---------- The records ----------

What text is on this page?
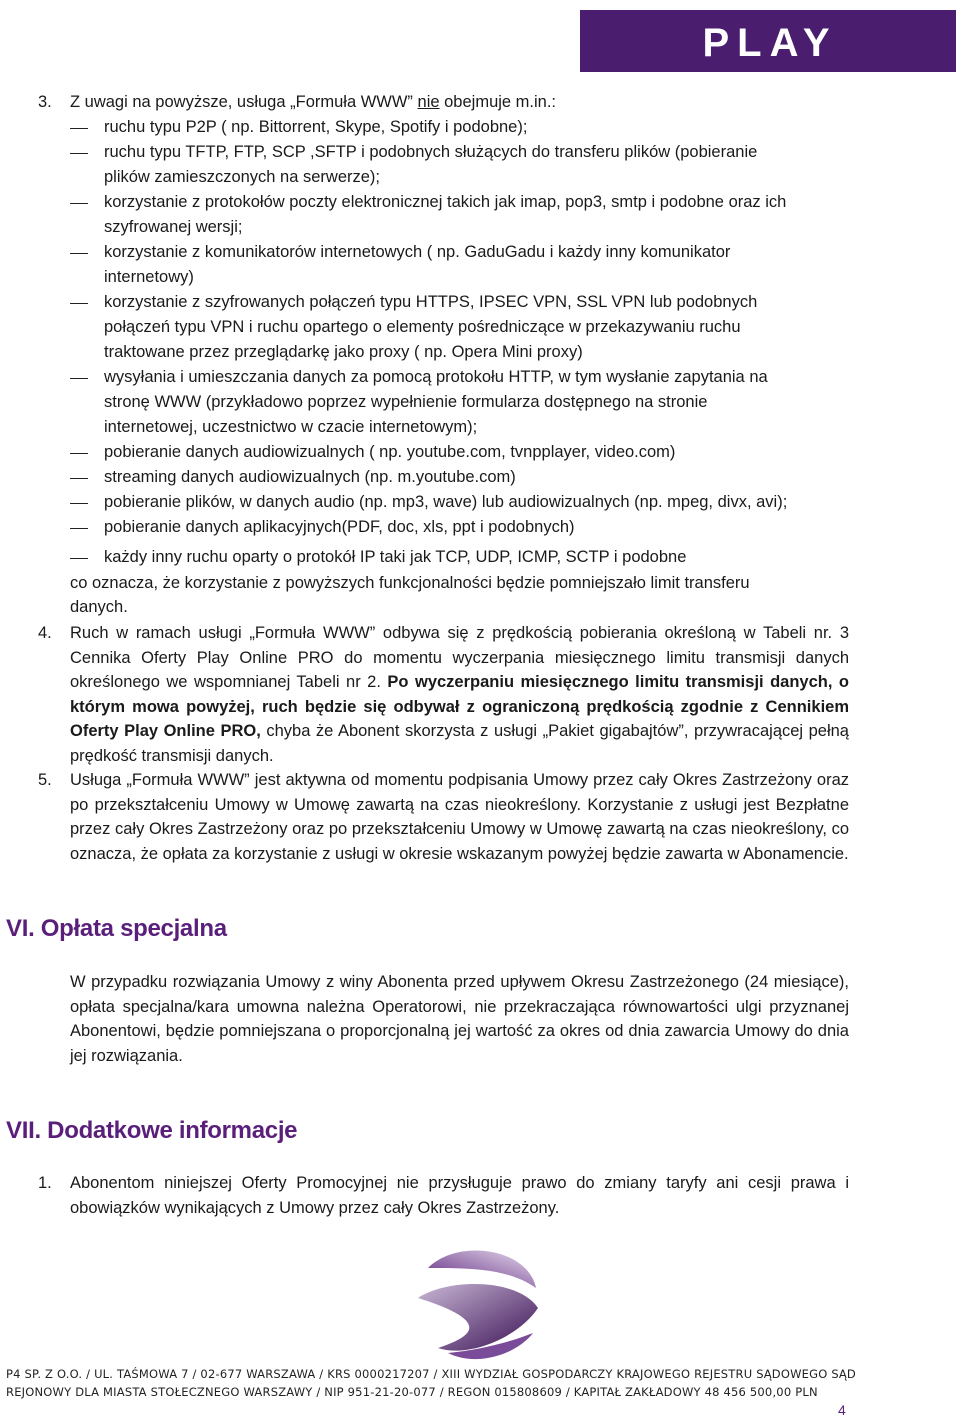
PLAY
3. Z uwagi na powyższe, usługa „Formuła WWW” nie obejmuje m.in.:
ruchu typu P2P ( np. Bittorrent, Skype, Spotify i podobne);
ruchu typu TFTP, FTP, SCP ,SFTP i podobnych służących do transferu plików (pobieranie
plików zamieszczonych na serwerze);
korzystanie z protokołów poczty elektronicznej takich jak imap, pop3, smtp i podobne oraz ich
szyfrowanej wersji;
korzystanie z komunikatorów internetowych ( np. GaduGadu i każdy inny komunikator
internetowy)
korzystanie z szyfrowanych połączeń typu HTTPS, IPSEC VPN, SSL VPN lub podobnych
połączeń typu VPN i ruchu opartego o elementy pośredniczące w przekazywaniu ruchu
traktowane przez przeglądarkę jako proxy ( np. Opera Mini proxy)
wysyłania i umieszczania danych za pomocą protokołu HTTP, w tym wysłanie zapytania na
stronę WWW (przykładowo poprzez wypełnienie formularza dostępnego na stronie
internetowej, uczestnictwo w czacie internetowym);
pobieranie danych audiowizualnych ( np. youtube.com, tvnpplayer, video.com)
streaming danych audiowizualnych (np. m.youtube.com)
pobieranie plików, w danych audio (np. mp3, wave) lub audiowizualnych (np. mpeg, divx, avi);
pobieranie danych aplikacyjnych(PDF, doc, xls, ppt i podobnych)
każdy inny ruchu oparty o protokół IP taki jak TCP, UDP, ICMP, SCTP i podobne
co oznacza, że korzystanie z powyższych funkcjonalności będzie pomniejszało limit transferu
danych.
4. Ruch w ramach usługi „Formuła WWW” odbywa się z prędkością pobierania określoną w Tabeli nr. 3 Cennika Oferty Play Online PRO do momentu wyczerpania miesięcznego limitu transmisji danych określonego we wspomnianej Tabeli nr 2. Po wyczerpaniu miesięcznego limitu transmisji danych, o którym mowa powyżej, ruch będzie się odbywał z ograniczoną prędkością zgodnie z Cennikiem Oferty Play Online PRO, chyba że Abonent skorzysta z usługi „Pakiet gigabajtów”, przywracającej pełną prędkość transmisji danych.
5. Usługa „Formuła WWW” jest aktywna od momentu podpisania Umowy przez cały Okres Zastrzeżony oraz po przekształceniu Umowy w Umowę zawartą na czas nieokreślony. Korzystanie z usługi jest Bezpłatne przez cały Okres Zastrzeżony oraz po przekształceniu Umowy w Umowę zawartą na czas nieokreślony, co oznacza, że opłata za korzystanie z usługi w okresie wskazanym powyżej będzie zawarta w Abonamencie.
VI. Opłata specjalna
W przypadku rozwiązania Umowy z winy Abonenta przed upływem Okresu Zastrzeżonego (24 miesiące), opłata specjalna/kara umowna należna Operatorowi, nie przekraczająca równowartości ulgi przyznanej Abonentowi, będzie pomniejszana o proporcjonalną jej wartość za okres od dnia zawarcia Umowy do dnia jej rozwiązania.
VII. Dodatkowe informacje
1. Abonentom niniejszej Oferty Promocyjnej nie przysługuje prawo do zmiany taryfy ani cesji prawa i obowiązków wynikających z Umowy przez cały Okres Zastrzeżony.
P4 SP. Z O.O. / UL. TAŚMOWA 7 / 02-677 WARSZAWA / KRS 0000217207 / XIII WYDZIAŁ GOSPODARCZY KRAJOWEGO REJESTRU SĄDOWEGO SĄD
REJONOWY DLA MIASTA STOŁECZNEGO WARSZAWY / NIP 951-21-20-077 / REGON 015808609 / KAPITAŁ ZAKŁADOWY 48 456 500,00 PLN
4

----------
---------- The records ----------

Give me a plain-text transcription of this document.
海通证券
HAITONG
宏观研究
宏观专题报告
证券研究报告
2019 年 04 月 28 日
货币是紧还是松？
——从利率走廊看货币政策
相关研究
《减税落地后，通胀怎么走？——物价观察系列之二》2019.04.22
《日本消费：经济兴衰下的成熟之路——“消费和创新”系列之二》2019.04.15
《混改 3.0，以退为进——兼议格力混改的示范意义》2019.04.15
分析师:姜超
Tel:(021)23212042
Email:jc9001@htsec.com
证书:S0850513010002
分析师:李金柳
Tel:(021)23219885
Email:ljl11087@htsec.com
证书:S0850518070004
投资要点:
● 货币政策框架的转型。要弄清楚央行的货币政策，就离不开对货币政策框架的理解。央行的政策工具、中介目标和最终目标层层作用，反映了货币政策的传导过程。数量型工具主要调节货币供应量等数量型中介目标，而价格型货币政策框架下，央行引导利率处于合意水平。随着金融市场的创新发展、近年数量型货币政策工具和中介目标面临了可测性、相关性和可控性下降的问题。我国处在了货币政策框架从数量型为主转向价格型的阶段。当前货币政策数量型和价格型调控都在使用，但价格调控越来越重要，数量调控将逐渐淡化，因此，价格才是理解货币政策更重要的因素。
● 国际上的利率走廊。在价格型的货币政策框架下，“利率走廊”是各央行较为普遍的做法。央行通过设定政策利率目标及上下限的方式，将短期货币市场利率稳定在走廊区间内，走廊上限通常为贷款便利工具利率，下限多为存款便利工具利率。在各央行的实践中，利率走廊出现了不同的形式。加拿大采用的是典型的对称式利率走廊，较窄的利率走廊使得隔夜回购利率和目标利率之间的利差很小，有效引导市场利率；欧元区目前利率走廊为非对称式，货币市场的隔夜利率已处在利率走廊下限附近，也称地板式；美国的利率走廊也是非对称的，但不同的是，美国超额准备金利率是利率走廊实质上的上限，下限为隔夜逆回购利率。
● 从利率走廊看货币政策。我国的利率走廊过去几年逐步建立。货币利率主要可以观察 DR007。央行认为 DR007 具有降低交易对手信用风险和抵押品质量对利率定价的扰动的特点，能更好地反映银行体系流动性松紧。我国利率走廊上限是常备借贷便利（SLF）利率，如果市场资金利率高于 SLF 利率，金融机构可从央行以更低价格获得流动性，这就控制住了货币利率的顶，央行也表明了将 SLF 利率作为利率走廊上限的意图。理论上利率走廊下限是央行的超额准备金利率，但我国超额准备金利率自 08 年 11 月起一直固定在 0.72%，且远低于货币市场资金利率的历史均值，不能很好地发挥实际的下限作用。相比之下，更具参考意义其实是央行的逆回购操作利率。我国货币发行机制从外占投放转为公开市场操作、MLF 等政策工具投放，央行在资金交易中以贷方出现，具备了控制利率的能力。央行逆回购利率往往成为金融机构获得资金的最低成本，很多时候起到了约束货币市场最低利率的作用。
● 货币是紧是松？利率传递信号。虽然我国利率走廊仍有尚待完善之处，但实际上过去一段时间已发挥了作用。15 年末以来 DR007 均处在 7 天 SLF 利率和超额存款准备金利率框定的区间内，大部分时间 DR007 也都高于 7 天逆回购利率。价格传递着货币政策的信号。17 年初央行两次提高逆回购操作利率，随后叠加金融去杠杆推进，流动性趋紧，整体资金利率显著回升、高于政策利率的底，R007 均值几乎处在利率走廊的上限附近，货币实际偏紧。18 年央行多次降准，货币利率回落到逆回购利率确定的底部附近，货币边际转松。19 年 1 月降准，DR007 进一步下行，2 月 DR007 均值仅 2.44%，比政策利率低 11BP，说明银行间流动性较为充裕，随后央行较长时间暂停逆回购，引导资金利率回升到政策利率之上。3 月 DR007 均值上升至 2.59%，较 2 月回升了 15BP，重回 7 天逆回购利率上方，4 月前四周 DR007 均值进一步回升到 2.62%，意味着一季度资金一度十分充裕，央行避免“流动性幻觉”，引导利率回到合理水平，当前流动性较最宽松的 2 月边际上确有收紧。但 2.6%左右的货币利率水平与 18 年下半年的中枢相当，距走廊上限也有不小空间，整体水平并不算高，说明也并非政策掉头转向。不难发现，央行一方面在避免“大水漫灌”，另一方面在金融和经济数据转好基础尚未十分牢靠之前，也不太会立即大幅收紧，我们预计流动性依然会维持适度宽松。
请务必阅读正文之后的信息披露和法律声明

----------
---------- The records ----------

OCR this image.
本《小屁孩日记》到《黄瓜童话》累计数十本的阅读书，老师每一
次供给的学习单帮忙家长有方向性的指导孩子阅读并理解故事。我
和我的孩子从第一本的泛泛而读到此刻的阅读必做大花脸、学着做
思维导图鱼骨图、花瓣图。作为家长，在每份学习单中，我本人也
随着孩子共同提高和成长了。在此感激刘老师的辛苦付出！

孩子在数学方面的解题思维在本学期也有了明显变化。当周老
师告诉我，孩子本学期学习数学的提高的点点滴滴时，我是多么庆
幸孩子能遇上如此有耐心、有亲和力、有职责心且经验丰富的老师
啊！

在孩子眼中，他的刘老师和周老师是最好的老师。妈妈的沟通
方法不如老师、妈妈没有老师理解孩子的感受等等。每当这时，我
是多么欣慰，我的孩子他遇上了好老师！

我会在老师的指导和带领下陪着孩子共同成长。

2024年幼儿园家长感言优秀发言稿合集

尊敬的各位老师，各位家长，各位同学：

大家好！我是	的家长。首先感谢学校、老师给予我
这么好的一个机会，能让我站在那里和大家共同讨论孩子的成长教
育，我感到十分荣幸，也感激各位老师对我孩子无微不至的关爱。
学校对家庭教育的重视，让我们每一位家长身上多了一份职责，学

----------

What is expected – Your task is to collect every line above that contains the word "połączeń".

Complete response –
korzystanie z szyfrowanych połączeń typu HTTPS, IPSEC VPN, SSL VPN lub podobnych
połączeń typu VPN i ruchu opartego o elementy pośredniczące w przekazywaniu ruchu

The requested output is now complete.